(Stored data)
◆ ◆ ◆ ◆ ◆
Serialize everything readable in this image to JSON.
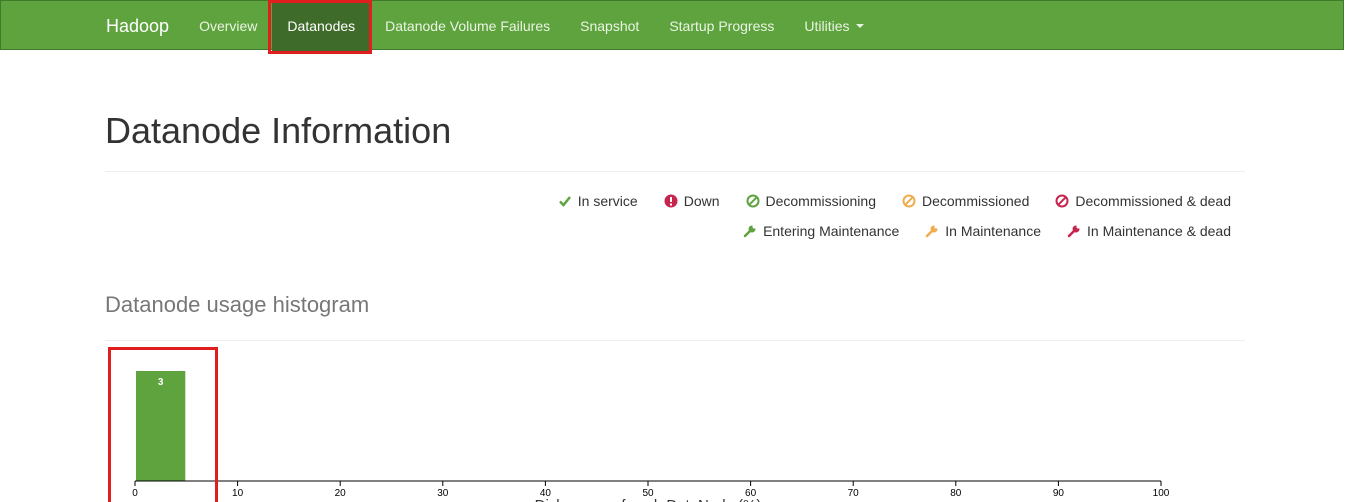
{
  "navbar": {
    "brand": "Hadoop",
    "items": [
      {
        "label": "Overview"
      },
      {
        "label": "Datanodes"
      },
      {
        "label": "Datanode Volume Failures"
      },
      {
        "label": "Snapshot"
      },
      {
        "label": "Startup Progress"
      },
      {
        "label": "Utilities"
      }
    ],
    "active": "Datanodes"
  },
  "page": {
    "title": "Datanode Information",
    "histogram_title": "Datanode usage histogram"
  },
  "legend": {
    "row1": [
      {
        "label": "In service",
        "icon": "checkmark-icon",
        "color": "#5fa33e"
      },
      {
        "label": "Down",
        "icon": "exclamation-circle-icon",
        "color": "#c7254e"
      },
      {
        "label": "Decommissioning",
        "icon": "ban-icon",
        "color": "#5fa33e"
      },
      {
        "label": "Decommissioned",
        "icon": "ban-icon",
        "color": "#f0ad4e"
      },
      {
        "label": "Decommissioned & dead",
        "icon": "ban-icon",
        "color": "#c7254e"
      }
    ],
    "row2": [
      {
        "label": "Entering Maintenance",
        "icon": "wrench-icon",
        "color": "#5fa33e"
      },
      {
        "label": "In Maintenance",
        "icon": "wrench-icon",
        "color": "#f0ad4e"
      },
      {
        "label": "In Maintenance & dead",
        "icon": "wrench-icon",
        "color": "#c7254e"
      }
    ]
  },
  "colors": {
    "navbar": "#5fa33e",
    "nav_active": "#3f6b2a",
    "bar": "#5fa33e",
    "highlight": "#e01e1e"
  },
  "chart_data": {
    "type": "bar",
    "title": "Datanode usage histogram",
    "xlabel": "Disk usage of each DataNode (%)",
    "xlim": [
      0,
      100
    ],
    "x_ticks": [
      0,
      10,
      20,
      30,
      40,
      50,
      60,
      70,
      80,
      90,
      100
    ],
    "bins": [
      {
        "x0": 0,
        "x1": 5,
        "count": 3
      }
    ],
    "bar_labels": [
      "3"
    ]
  }
}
◆ ◆ ◆ ◆ ◆
GIVEN TASK:
Omit the pictures and give the material again, exactly and in full.

COMPLETE OUTPUT:
Serialize everything readable in this image to JSON.
{
  "navbar": {
    "brand": "Hadoop",
    "items": [
      {
        "label": "Overview"
      },
      {
        "label": "Datanodes"
      },
      {
        "label": "Datanode Volume Failures"
      },
      {
        "label": "Snapshot"
      },
      {
        "label": "Startup Progress"
      },
      {
        "label": "Utilities"
      }
    ],
    "active": "Datanodes"
  },
  "page": {
    "title": "Datanode Information",
    "histogram_title": "Datanode usage histogram"
  },
  "legend": {
    "row1": [
      {
        "label": "In service",
        "icon": "checkmark-icon",
        "color": "#5fa33e"
      },
      {
        "label": "Down",
        "icon": "exclamation-circle-icon",
        "color": "#c7254e"
      },
      {
        "label": "Decommissioning",
        "icon": "ban-icon",
        "color": "#5fa33e"
      },
      {
        "label": "Decommissioned",
        "icon": "ban-icon",
        "color": "#f0ad4e"
      },
      {
        "label": "Decommissioned & dead",
        "icon": "ban-icon",
        "color": "#c7254e"
      }
    ],
    "row2": [
      {
        "label": "Entering Maintenance",
        "icon": "wrench-icon",
        "color": "#5fa33e"
      },
      {
        "label": "In Maintenance",
        "icon": "wrench-icon",
        "color": "#f0ad4e"
      },
      {
        "label": "In Maintenance & dead",
        "icon": "wrench-icon",
        "color": "#c7254e"
      }
    ]
  },
  "colors": {
    "navbar": "#5fa33e",
    "nav_active": "#3f6b2a",
    "bar": "#5fa33e",
    "highlight": "#e01e1e"
  },
  "chart_data": {
    "type": "bar",
    "title": "Datanode usage histogram",
    "xlabel": "Disk usage of each DataNode (%)",
    "xlim": [
      0,
      100
    ],
    "x_ticks": [
      0,
      10,
      20,
      30,
      40,
      50,
      60,
      70,
      80,
      90,
      100
    ],
    "bins": [
      {
        "x0": 0,
        "x1": 5,
        "count": 3
      }
    ],
    "bar_labels": [
      "3"
    ]
  }
}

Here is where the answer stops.